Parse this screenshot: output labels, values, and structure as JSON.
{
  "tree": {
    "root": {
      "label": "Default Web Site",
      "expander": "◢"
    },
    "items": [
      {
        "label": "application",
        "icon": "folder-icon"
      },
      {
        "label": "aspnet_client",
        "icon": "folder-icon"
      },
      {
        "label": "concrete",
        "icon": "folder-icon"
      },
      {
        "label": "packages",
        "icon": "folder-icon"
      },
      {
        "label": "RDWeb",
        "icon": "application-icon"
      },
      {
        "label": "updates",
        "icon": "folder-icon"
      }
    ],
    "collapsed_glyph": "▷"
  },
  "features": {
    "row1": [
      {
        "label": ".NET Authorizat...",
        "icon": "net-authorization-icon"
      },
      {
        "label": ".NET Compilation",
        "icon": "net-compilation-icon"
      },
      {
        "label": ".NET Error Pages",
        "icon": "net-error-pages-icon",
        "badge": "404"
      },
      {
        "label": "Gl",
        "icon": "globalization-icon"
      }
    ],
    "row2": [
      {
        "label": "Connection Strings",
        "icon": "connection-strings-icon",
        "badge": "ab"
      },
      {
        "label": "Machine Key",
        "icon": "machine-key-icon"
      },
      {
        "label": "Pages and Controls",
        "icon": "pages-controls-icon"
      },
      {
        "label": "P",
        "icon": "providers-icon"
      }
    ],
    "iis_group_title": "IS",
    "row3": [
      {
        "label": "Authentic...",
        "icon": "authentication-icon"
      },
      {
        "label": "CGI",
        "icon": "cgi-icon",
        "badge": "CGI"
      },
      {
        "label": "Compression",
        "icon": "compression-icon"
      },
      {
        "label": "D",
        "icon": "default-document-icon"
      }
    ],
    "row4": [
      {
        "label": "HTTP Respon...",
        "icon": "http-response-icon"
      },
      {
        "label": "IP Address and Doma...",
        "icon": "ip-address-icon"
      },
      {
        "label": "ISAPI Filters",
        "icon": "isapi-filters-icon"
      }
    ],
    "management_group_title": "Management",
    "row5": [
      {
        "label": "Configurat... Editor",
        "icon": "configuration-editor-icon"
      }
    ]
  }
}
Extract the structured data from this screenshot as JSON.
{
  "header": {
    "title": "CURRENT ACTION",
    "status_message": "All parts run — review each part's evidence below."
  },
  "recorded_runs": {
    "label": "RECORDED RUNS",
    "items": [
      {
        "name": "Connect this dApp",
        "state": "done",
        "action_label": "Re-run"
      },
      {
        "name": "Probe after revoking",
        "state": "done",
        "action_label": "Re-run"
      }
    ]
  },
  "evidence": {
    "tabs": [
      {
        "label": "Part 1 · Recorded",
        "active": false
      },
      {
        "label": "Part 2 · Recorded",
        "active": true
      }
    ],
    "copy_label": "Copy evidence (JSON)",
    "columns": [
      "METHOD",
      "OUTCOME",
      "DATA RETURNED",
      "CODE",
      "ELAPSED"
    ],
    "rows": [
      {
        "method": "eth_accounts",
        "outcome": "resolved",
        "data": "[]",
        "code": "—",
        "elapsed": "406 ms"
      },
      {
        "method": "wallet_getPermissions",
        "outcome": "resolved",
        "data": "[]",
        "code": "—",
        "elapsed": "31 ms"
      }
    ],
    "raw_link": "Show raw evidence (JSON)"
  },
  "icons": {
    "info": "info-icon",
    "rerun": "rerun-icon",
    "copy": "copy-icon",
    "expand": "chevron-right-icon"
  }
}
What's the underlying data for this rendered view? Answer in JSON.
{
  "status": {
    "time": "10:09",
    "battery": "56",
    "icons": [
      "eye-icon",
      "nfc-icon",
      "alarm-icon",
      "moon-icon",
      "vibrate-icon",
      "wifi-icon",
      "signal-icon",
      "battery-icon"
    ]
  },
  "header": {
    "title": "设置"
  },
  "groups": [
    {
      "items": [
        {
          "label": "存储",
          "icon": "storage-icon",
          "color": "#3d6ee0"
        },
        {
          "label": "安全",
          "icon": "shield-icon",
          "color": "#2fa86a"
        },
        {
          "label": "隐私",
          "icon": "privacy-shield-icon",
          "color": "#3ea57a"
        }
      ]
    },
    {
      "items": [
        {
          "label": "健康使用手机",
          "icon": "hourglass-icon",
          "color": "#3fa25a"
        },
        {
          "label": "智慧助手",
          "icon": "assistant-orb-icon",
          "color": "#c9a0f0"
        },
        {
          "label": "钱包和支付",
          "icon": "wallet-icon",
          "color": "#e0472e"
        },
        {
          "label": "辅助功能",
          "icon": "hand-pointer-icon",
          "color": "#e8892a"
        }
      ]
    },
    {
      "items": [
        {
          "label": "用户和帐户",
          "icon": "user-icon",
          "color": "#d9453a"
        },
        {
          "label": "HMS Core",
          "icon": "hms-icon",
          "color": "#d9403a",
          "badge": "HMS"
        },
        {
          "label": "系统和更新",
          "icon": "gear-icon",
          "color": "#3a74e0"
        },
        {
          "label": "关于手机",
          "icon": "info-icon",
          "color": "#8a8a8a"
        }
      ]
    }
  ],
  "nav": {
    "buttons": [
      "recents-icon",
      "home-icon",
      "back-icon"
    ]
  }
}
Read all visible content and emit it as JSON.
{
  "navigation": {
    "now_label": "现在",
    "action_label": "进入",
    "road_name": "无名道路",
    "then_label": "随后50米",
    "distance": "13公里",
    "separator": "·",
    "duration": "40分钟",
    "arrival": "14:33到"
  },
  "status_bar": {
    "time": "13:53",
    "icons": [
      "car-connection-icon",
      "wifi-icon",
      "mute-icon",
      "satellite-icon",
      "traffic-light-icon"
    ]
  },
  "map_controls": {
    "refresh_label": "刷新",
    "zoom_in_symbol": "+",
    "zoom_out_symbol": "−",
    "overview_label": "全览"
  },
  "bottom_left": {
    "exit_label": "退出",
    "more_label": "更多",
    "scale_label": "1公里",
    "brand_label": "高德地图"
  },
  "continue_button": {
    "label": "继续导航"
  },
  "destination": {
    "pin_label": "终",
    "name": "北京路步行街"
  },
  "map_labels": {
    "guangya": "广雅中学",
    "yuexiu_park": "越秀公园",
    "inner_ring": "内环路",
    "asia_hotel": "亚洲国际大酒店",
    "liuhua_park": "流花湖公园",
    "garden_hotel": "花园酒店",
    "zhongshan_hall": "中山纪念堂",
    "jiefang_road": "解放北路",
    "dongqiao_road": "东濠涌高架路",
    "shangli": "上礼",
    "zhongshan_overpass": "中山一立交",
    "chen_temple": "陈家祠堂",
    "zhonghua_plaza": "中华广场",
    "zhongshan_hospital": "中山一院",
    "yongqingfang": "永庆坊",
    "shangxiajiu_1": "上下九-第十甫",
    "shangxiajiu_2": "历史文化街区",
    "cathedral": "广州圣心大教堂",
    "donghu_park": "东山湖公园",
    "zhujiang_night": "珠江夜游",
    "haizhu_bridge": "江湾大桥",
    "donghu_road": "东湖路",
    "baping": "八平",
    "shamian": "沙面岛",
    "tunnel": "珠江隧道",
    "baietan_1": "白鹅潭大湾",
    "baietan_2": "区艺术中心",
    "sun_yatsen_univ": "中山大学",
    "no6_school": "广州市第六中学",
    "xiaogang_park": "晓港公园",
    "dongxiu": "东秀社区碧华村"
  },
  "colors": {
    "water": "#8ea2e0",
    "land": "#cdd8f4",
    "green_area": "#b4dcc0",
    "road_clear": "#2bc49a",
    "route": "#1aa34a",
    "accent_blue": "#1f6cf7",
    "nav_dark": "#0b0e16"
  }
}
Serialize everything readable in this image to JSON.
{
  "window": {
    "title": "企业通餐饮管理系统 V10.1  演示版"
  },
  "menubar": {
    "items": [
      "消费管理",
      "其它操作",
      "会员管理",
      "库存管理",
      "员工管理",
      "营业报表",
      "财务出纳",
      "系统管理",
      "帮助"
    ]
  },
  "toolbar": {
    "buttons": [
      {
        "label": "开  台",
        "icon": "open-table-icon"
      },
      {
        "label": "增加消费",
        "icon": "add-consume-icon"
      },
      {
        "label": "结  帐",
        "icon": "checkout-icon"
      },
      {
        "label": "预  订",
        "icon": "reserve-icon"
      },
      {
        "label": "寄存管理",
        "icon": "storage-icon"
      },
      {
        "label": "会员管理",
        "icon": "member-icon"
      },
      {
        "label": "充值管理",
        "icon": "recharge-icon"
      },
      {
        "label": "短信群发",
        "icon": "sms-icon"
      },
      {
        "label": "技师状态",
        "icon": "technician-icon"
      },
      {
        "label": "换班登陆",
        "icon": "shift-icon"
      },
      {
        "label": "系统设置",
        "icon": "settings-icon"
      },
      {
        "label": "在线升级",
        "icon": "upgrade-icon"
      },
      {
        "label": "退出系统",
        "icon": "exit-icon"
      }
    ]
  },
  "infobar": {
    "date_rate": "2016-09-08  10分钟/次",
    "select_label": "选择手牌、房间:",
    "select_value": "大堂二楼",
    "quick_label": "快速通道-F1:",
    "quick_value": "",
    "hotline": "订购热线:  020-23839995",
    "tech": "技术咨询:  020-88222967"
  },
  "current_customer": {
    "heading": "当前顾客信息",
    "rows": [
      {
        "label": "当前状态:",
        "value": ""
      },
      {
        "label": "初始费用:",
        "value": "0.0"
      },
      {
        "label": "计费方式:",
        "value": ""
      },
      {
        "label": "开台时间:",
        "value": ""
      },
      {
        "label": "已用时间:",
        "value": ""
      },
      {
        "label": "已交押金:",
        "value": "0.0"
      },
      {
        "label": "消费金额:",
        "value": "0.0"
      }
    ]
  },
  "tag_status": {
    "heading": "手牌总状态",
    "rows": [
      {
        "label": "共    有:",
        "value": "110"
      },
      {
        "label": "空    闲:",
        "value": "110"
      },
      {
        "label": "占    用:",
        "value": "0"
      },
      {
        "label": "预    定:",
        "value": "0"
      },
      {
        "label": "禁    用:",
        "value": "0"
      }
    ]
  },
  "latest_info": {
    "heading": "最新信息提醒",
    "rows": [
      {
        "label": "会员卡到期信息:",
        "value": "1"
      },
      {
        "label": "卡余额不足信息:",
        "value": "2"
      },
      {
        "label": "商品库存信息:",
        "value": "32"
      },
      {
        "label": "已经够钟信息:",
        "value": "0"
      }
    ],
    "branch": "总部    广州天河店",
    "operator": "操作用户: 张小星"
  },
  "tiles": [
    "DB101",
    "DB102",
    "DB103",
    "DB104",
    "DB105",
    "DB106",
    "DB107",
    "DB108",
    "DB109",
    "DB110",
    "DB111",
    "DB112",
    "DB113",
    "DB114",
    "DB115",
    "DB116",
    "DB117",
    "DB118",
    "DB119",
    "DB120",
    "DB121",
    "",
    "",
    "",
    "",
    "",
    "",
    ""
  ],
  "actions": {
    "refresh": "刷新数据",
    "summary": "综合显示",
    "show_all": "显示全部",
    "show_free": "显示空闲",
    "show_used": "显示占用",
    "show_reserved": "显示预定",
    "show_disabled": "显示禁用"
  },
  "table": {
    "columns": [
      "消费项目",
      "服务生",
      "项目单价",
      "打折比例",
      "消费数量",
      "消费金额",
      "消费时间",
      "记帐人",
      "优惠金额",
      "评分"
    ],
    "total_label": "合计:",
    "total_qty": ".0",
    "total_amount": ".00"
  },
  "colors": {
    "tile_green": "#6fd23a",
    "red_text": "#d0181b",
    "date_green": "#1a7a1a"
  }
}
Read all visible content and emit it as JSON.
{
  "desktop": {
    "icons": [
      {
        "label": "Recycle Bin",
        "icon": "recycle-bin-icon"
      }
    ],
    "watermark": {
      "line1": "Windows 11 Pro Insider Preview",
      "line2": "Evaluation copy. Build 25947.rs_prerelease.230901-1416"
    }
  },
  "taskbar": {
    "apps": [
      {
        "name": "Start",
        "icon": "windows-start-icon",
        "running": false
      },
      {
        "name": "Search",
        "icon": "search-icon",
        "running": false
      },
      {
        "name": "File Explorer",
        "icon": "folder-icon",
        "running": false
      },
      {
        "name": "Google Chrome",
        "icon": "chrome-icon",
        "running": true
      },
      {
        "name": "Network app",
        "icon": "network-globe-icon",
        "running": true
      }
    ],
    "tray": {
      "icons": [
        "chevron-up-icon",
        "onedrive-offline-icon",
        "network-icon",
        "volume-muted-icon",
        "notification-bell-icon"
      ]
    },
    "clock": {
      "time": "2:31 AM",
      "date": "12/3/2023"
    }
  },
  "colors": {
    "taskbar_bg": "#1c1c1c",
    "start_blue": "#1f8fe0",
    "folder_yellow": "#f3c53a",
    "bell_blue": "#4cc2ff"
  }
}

- EXERCISE: In the lines above, find each one with "storage" and list it.

- FINAL RESULT:
          "icon": "storage-icon",
        "icon": "storage-icon"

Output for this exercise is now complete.